> _What needs to be done_
Repeat each entry word for word. Leave any images out of the copy.

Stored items
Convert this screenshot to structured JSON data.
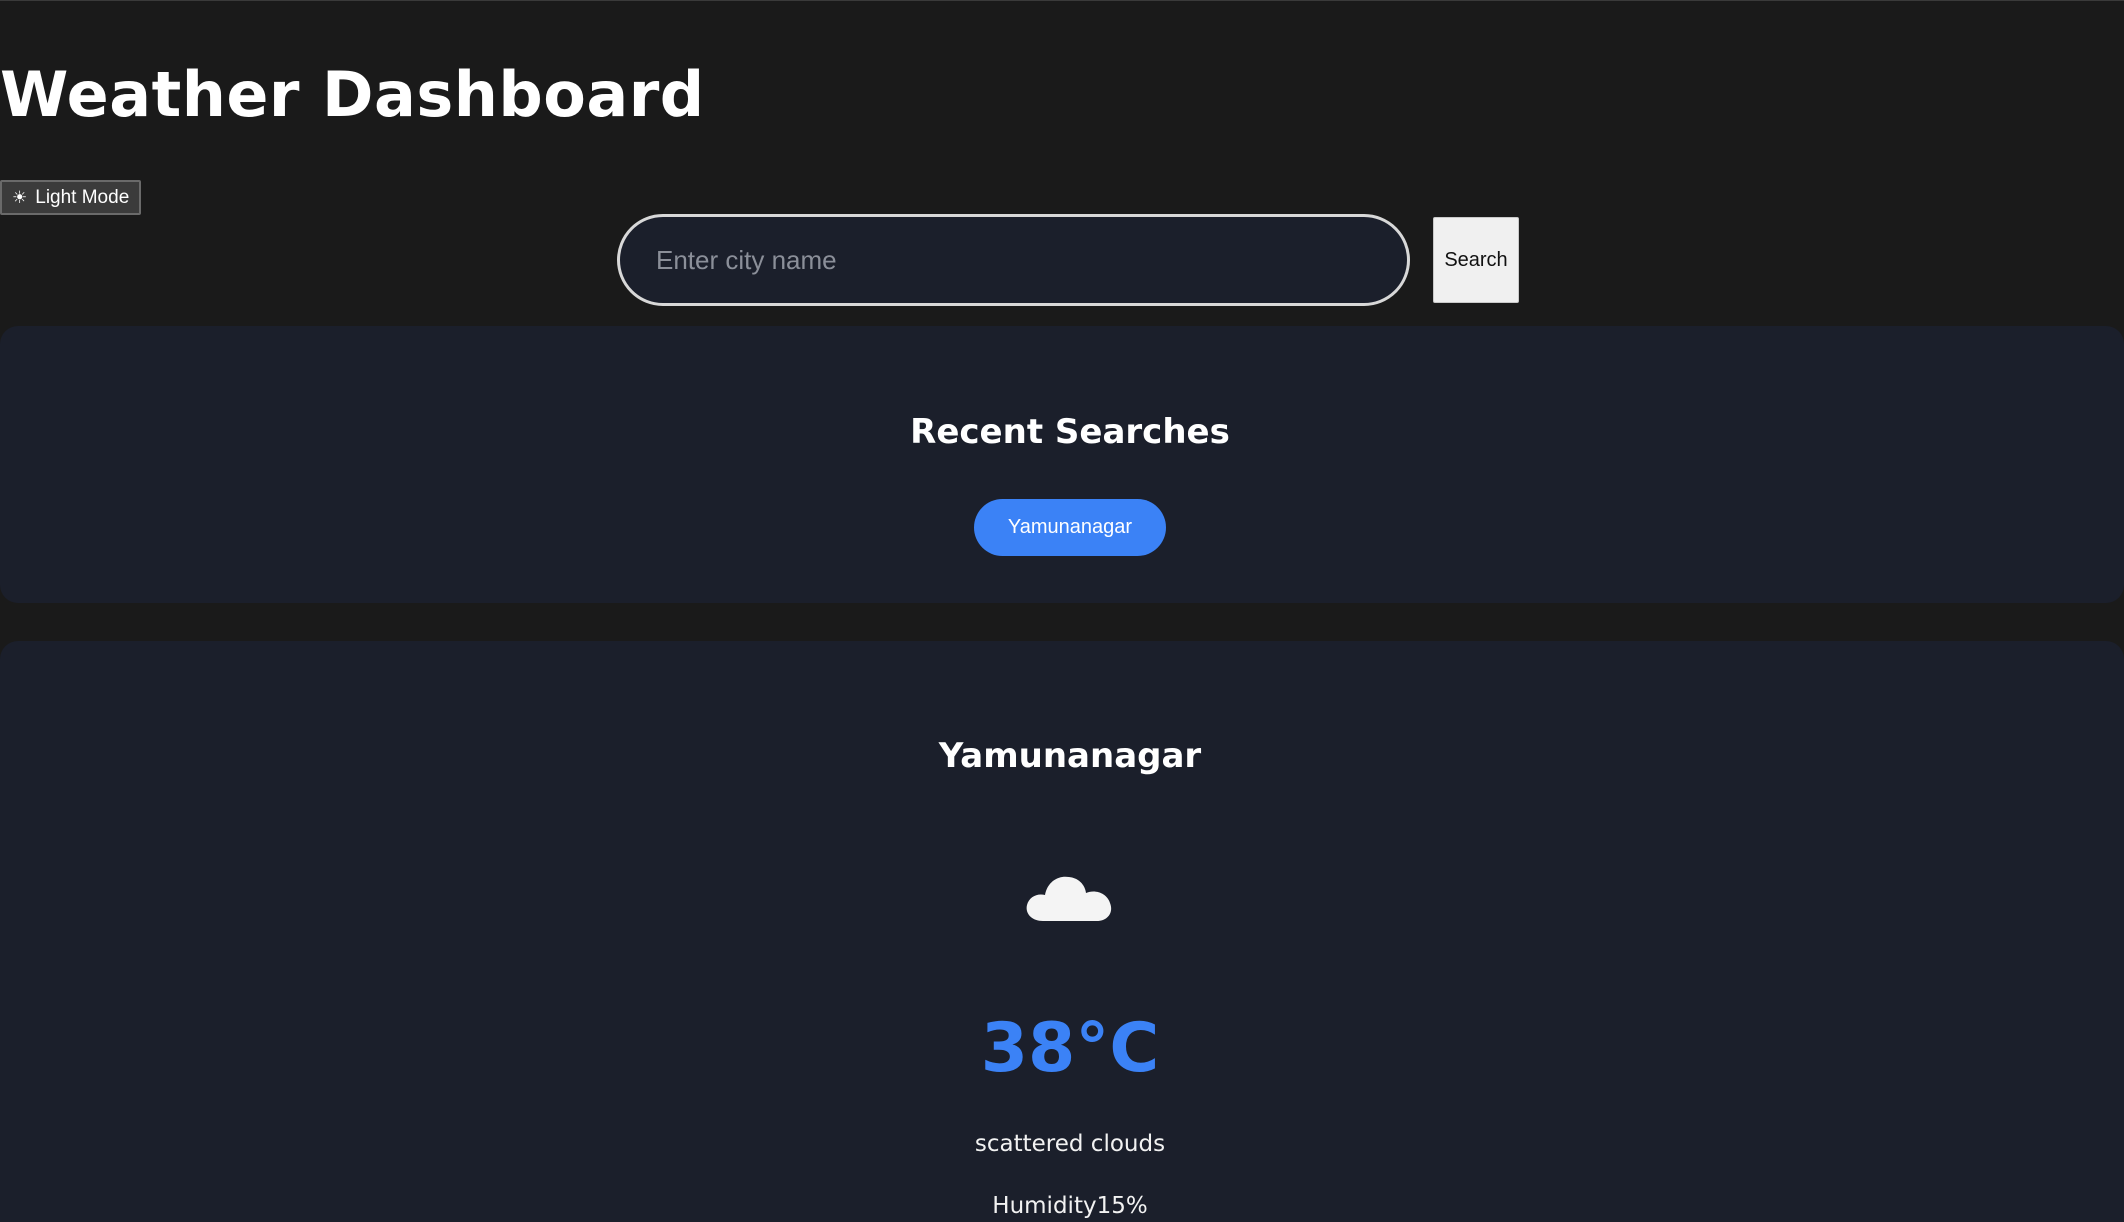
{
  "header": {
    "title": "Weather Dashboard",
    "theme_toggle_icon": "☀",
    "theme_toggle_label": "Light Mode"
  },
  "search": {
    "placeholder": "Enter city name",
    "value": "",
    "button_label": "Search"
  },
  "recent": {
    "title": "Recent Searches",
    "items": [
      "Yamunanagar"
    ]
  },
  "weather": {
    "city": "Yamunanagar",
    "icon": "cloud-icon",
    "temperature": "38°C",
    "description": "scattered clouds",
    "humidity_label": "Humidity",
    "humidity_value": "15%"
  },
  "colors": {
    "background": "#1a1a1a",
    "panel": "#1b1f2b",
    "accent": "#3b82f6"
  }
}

> _Reply_
Convert this screenshot to structured JSON data.
{
  "header": {
    "title": "Weather Dashboard",
    "theme_toggle_icon": "☀",
    "theme_toggle_label": "Light Mode"
  },
  "search": {
    "placeholder": "Enter city name",
    "value": "",
    "button_label": "Search"
  },
  "recent": {
    "title": "Recent Searches",
    "items": [
      "Yamunanagar"
    ]
  },
  "weather": {
    "city": "Yamunanagar",
    "icon": "cloud-icon",
    "temperature": "38°C",
    "description": "scattered clouds",
    "humidity_label": "Humidity",
    "humidity_value": "15%"
  },
  "colors": {
    "background": "#1a1a1a",
    "panel": "#1b1f2b",
    "accent": "#3b82f6"
  }
}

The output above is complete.